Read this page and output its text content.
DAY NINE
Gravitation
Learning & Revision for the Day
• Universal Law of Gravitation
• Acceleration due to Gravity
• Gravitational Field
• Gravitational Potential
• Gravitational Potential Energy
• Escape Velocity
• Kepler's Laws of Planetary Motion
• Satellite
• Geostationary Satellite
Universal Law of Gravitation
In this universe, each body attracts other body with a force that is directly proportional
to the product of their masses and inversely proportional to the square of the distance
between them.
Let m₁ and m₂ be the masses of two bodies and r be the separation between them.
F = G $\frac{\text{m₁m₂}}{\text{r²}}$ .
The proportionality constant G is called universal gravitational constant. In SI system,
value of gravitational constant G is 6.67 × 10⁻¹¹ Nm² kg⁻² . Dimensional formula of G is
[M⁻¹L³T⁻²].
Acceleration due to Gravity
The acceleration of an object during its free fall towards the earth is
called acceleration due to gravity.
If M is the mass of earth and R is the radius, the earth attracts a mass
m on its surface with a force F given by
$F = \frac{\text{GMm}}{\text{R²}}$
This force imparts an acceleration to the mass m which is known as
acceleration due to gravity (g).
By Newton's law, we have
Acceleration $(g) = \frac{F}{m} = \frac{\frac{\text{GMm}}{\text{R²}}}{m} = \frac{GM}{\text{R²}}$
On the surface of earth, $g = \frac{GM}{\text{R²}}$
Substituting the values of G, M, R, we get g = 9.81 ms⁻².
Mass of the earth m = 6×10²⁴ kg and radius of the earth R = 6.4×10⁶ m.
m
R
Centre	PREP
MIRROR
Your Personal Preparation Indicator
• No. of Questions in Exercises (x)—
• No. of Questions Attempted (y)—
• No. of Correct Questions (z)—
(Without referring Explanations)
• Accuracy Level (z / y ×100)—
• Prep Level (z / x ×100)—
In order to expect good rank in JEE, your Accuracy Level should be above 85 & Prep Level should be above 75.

════

Work required: Return each entry from the material above exactly as it appears.

Exercise solution:
Read this page and output its text content.
DAY NINE
Gravitation
Learning & Revision for the Day
• Universal Law of Gravitation
• Acceleration due to Gravity
• Gravitational Field
• Gravitational Potential
• Gravitational Potential Energy
• Escape Velocity
• Kepler's Laws of Planetary Motion
• Satellite
• Geostationary Satellite
Universal Law of Gravitation
In this universe, each body attracts other body with a force that is directly proportional
to the product of their masses and inversely proportional to the square of the distance
between them.
Let m₁ and m₂ be the masses of two bodies and r be the separation between them.
F = G $\frac{\text{m₁m₂}}{\text{r²}}$ .
The proportionality constant G is called universal gravitational constant. In SI system,
value of gravitational constant G is 6.67 × 10⁻¹¹ Nm² kg⁻² . Dimensional formula of G is
[M⁻¹L³T⁻²].
Acceleration due to Gravity
The acceleration of an object during its free fall towards the earth is
called acceleration due to gravity.
If M is the mass of earth and R is the radius, the earth attracts a mass
m on its surface with a force F given by
$F = \frac{\text{GMm}}{\text{R²}}$
This force imparts an acceleration to the mass m which is known as
acceleration due to gravity (g).
By Newton's law, we have
Acceleration $(g) = \frac{F}{m} = \frac{\frac{\text{GMm}}{\text{R²}}}{m} = \frac{GM}{\text{R²}}$
On the surface of earth, $g = \frac{GM}{\text{R²}}$
Substituting the values of G, M, R, we get g = 9.81 ms⁻².
Mass of the earth m = 6×10²⁴ kg and radius of the earth R = 6.4×10⁶ m.
m
R
Centre	PREP
MIRROR
Your Personal Preparation Indicator
• No. of Questions in Exercises (x)—
• No. of Questions Attempted (y)—
• No. of Correct Questions (z)—
(Without referring Explanations)
• Accuracy Level (z / y ×100)—
• Prep Level (z / x ×100)—
In order to expect good rank in JEE, your Accuracy Level should be above 85 & Prep Level should be above 75.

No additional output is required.